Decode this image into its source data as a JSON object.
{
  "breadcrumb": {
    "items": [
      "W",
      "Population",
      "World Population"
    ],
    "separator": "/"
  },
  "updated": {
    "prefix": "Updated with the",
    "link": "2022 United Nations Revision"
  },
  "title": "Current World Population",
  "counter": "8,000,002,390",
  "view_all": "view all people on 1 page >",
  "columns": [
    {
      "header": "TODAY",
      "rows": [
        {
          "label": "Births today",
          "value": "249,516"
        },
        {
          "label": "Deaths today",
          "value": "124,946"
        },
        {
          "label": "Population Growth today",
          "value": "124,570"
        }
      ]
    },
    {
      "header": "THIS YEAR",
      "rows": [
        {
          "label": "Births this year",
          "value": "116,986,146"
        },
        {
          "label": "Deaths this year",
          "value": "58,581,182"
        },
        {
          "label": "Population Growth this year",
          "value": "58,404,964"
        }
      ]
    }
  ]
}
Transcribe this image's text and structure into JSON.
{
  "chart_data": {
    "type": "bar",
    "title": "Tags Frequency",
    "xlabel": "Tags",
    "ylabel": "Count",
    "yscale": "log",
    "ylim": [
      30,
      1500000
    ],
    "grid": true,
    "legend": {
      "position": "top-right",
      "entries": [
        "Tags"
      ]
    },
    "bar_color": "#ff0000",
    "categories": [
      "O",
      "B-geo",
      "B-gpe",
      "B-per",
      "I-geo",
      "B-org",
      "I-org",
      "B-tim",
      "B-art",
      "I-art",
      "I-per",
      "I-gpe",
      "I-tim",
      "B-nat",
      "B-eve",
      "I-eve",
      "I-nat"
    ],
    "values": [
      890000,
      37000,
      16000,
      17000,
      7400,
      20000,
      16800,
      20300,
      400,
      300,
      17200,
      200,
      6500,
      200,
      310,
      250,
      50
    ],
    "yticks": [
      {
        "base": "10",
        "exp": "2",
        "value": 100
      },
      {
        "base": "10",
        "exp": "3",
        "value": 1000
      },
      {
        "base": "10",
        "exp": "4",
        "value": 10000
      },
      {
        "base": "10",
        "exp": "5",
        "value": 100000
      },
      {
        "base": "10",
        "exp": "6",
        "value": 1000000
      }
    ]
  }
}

....

- _STATED TASK_
Repeat the data in its entirety, character for character.

- _SOLUTION FOR THIS TASK_
Decode this image into its source data as a JSON object.
{
  "breadcrumb": {
    "items": [
      "W",
      "Population",
      "World Population"
    ],
    "separator": "/"
  },
  "updated": {
    "prefix": "Updated with the",
    "link": "2022 United Nations Revision"
  },
  "title": "Current World Population",
  "counter": "8,000,002,390",
  "view_all": "view all people on 1 page >",
  "columns": [
    {
      "header": "TODAY",
      "rows": [
        {
          "label": "Births today",
          "value": "249,516"
        },
        {
          "label": "Deaths today",
          "value": "124,946"
        },
        {
          "label": "Population Growth today",
          "value": "124,570"
        }
      ]
    },
    {
      "header": "THIS YEAR",
      "rows": [
        {
          "label": "Births this year",
          "value": "116,986,146"
        },
        {
          "label": "Deaths this year",
          "value": "58,581,182"
        },
        {
          "label": "Population Growth this year",
          "value": "58,404,964"
        }
      ]
    }
  ]
}
Transcribe this image's text and structure into JSON.
{
  "chart_data": {
    "type": "bar",
    "title": "Tags Frequency",
    "xlabel": "Tags",
    "ylabel": "Count",
    "yscale": "log",
    "ylim": [
      30,
      1500000
    ],
    "grid": true,
    "legend": {
      "position": "top-right",
      "entries": [
        "Tags"
      ]
    },
    "bar_color": "#ff0000",
    "categories": [
      "O",
      "B-geo",
      "B-gpe",
      "B-per",
      "I-geo",
      "B-org",
      "I-org",
      "B-tim",
      "B-art",
      "I-art",
      "I-per",
      "I-gpe",
      "I-tim",
      "B-nat",
      "B-eve",
      "I-eve",
      "I-nat"
    ],
    "values": [
      890000,
      37000,
      16000,
      17000,
      7400,
      20000,
      16800,
      20300,
      400,
      300,
      17200,
      200,
      6500,
      200,
      310,
      250,
      50
    ],
    "yticks": [
      {
        "base": "10",
        "exp": "2",
        "value": 100
      },
      {
        "base": "10",
        "exp": "3",
        "value": 1000
      },
      {
        "base": "10",
        "exp": "4",
        "value": 10000
      },
      {
        "base": "10",
        "exp": "5",
        "value": 100000
      },
      {
        "base": "10",
        "exp": "6",
        "value": 1000000
      }
    ]
  }
}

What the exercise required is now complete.